─── GIVEN DATA ───

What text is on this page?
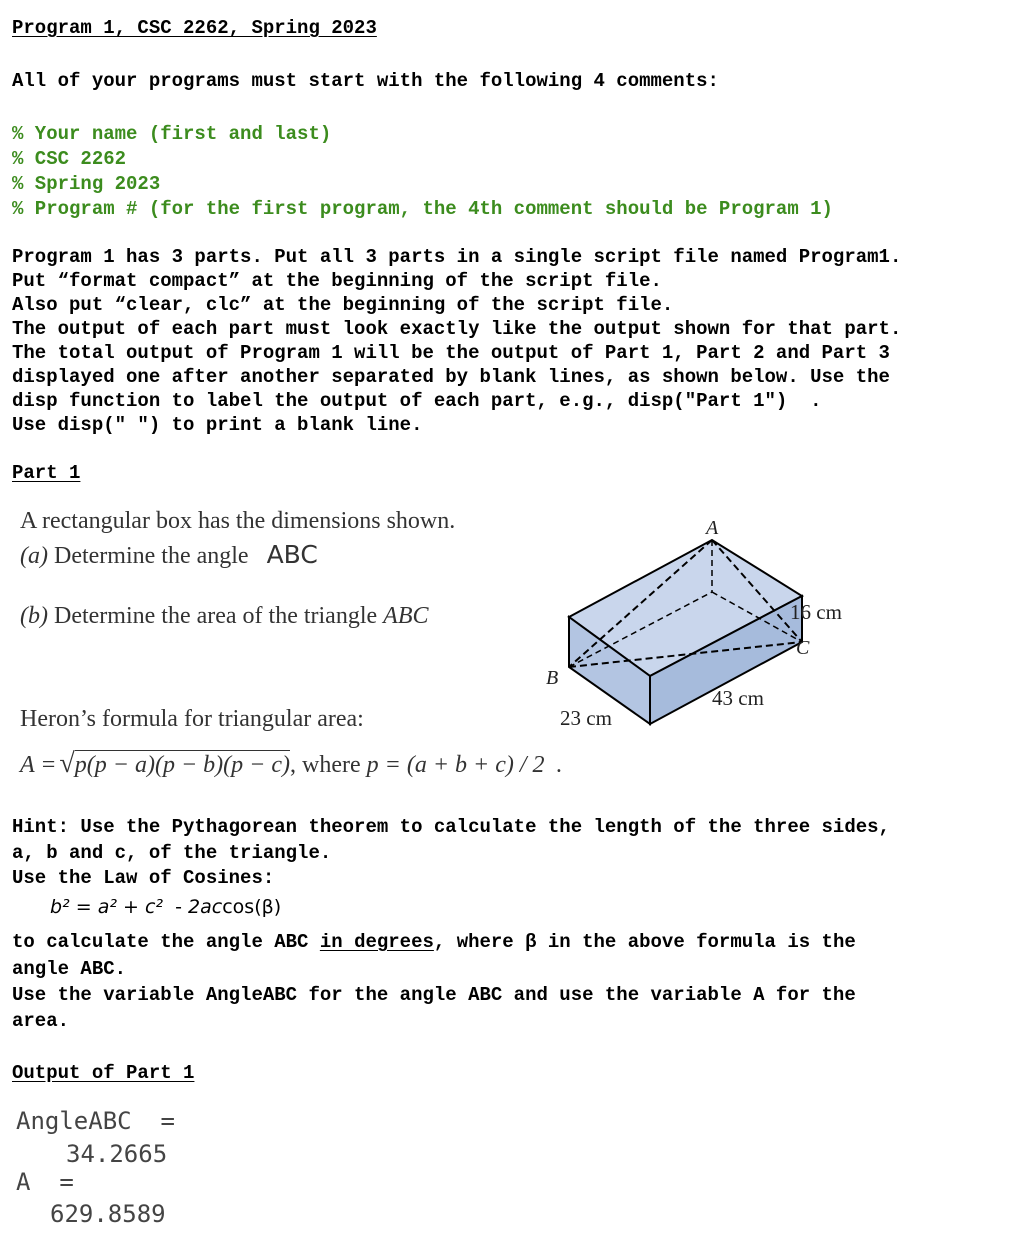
Program 1, CSC 2262, Spring 2023
All of your programs must start with the following 4 comments:
% Your name (first and last)
% CSC 2262
% Spring 2023
% Program # (for the first program, the 4th comment should be Program 1)
Program 1 has 3 parts. Put all 3 parts in a single script file named Program1.
Put “format compact” at the beginning of the script file.
Also put “clear, clc” at the beginning of the script file.
The output of each part must look exactly like the output shown for that part.
The total output of Program 1 will be the output of Part 1, Part 2 and Part 3
displayed one after another separated by blank lines, as shown below. Use the
disp function to label the output of each part, e.g., disp("Part 1")  .
Use disp(" ") to print a blank line.
Part 1
A rectangular box has the dimensions shown.
(a) Determine the angle ABC
(b) Determine the area of the triangle ABC
Heron’s formula for triangular area:
A = √p(p − a)(p − b)(p − c), where p = (a + b + c) / 2  .
A
B
C
16 cm
43 cm
23 cm
Hint: Use the Pythagorean theorem to calculate the length of the three sides,
a, b and c, of the triangle.
Use the Law of Cosines:
b² = a² + c²  - 2accos(β)
to calculate the angle ABC in degrees, where β in the above formula is the
angle ABC.
Use the variable AngleABC for the angle ABC and use the variable A for the
area.
Output of Part 1
AngleABC  =
34.2665
A  =
629.8589
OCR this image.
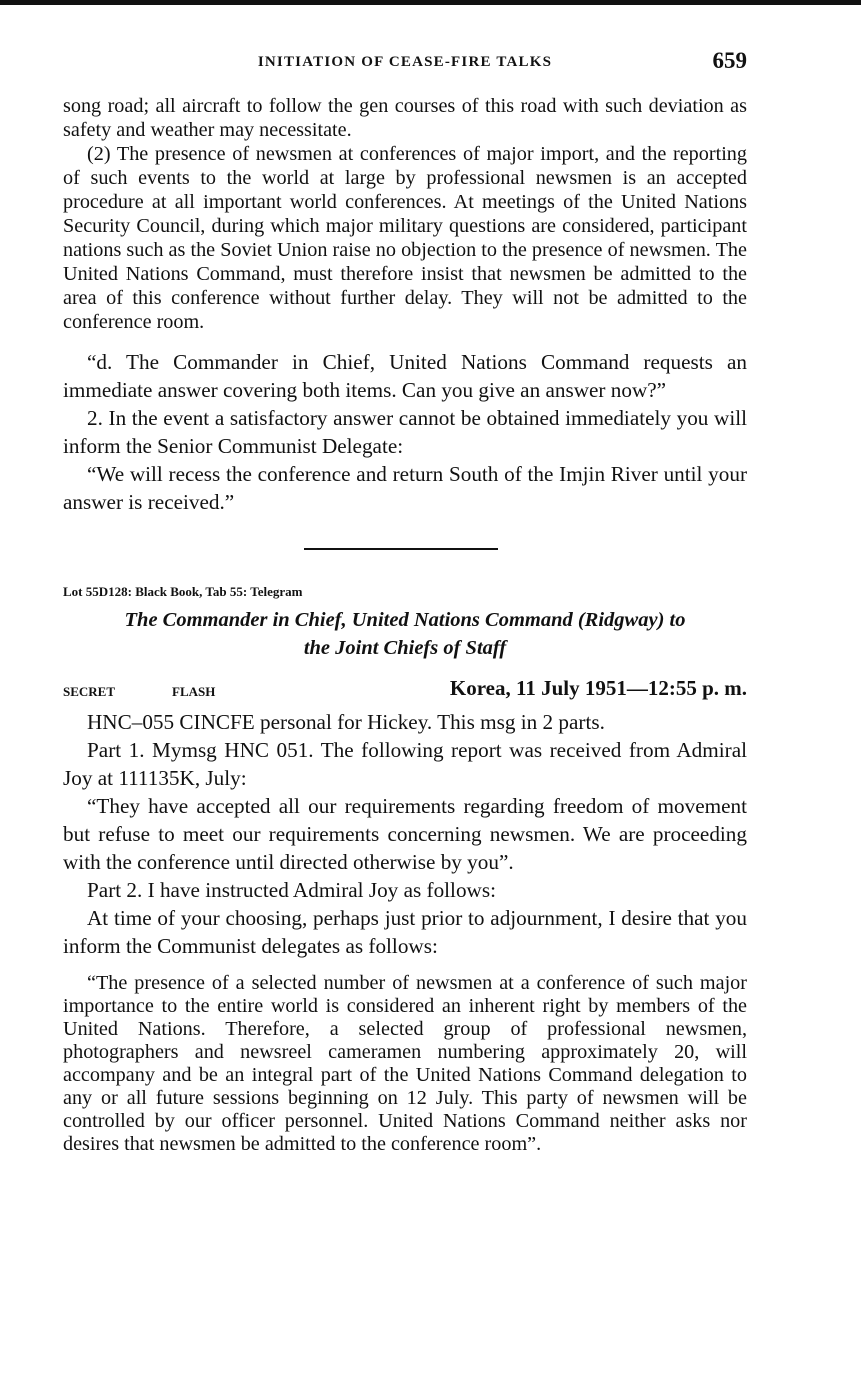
INITIATION OF CEASE-FIRE TALKS	659

song road; all aircraft to follow the gen courses of this road with such deviation as safety and weather may necessitate.

(2) The presence of newsmen at conferences of major import, and the reporting of such events to the world at large by professional newsmen is an accepted procedure at all important world conferences. At meetings of the United Nations Security Council, during which major military questions are considered, participant nations such as the Soviet Union raise no objection to the presence of newsmen. The United Nations Command, must therefore insist that newsmen be admitted to the area of this conference without further delay. They will not be admitted to the conference room.

“d. The Commander in Chief, United Nations Command requests an immediate answer covering both items. Can you give an answer now?”

2. In the event a satisfactory answer cannot be obtained immediately you will inform the Senior Communist Delegate:

“We will recess the conference and return South of the Imjin River until your answer is received.”

Lot 55D128: Black Book, Tab 55: Telegram
The Commander in Chief, United Nations Command (Ridgway) to
the Joint Chiefs of Staff
SECRET	FLASH	Korea, 11 July 1951—12:55 p. m.

HNC–055 CINCFE personal for Hickey. This msg in 2 parts.

Part 1. Mymsg HNC 051. The following report was received from Admiral Joy at 111135K, July:

“They have accepted all our requirements regarding freedom of movement but refuse to meet our requirements concerning newsmen. We are proceeding with the conference until directed otherwise by you”.

Part 2. I have instructed Admiral Joy as follows:

At time of your choosing, perhaps just prior to adjournment, I desire that you inform the Communist delegates as follows:

“The presence of a selected number of newsmen at a conference of such major importance to the entire world is considered an inherent right by members of the United Nations. Therefore, a selected group of professional newsmen, photographers and newsreel cameramen numbering approximately 20, will accompany and be an integral part of the United Nations Command delegation to any or all future sessions beginning on 12 July. This party of newsmen will be controlled by our officer personnel. United Nations Command neither asks nor desires that newsmen be admitted to the conference room”.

───

## EXERCISE
Write every record out again exactly; no pictures belong in the copy.

## SOLUTION FOR THIS PROBLEM
What text is on this page?
Program 1, CSC 2262, Spring 2023
All of your programs must start with the following 4 comments:
% Your name (first and last)
% CSC 2262
% Spring 2023
% Program # (for the first program, the 4th comment should be Program 1)
Program 1 has 3 parts. Put all 3 parts in a single script file named Program1.
Put “format compact” at the beginning of the script file.
Also put “clear, clc” at the beginning of the script file.
The output of each part must look exactly like the output shown for that part.
The total output of Program 1 will be the output of Part 1, Part 2 and Part 3
displayed one after another separated by blank lines, as shown below. Use the
disp function to label the output of each part, e.g., disp("Part 1")  .
Use disp(" ") to print a blank line.
Part 1
A rectangular box has the dimensions shown.
(a) Determine the angle ABC
(b) Determine the area of the triangle ABC
Heron’s formula for triangular area:
A = √p(p − a)(p − b)(p − c), where p = (a + b + c) / 2  .
A
B
C
16 cm
43 cm
23 cm
Hint: Use the Pythagorean theorem to calculate the length of the three sides,
a, b and c, of the triangle.
Use the Law of Cosines:
b² = a² + c²  - 2accos(β)
to calculate the angle ABC in degrees, where β in the above formula is the
angle ABC.
Use the variable AngleABC for the angle ABC and use the variable A for the
area.
Output of Part 1
AngleABC  =
34.2665
A  =
629.8589
OCR this image.
INITIATION OF CEASE-FIRE TALKS	659

song road; all aircraft to follow the gen courses of this road with such deviation as safety and weather may necessitate.

(2) The presence of newsmen at conferences of major import, and the reporting of such events to the world at large by professional newsmen is an accepted procedure at all important world conferences. At meetings of the United Nations Security Council, during which major military questions are considered, participant nations such as the Soviet Union raise no objection to the presence of newsmen. The United Nations Command, must therefore insist that newsmen be admitted to the area of this conference without further delay. They will not be admitted to the conference room.

“d. The Commander in Chief, United Nations Command requests an immediate answer covering both items. Can you give an answer now?”

2. In the event a satisfactory answer cannot be obtained immediately you will inform the Senior Communist Delegate:

“We will recess the conference and return South of the Imjin River until your answer is received.”

Lot 55D128: Black Book, Tab 55: Telegram
The Commander in Chief, United Nations Command (Ridgway) to
the Joint Chiefs of Staff
SECRET	FLASH	Korea, 11 July 1951—12:55 p. m.

HNC–055 CINCFE personal for Hickey. This msg in 2 parts.

Part 1. Mymsg HNC 051. The following report was received from Admiral Joy at 111135K, July:

“They have accepted all our requirements regarding freedom of movement but refuse to meet our requirements concerning newsmen. We are proceeding with the conference until directed otherwise by you”.

Part 2. I have instructed Admiral Joy as follows:

At time of your choosing, perhaps just prior to adjournment, I desire that you inform the Communist delegates as follows:

“The presence of a selected number of newsmen at a conference of such major importance to the entire world is considered an inherent right by members of the United Nations. Therefore, a selected group of professional newsmen, photographers and newsreel cameramen numbering approximately 20, will accompany and be an integral part of the United Nations Command delegation to any or all future sessions beginning on 12 July. This party of newsmen will be controlled by our officer personnel. United Nations Command neither asks nor desires that newsmen be admitted to the conference room”.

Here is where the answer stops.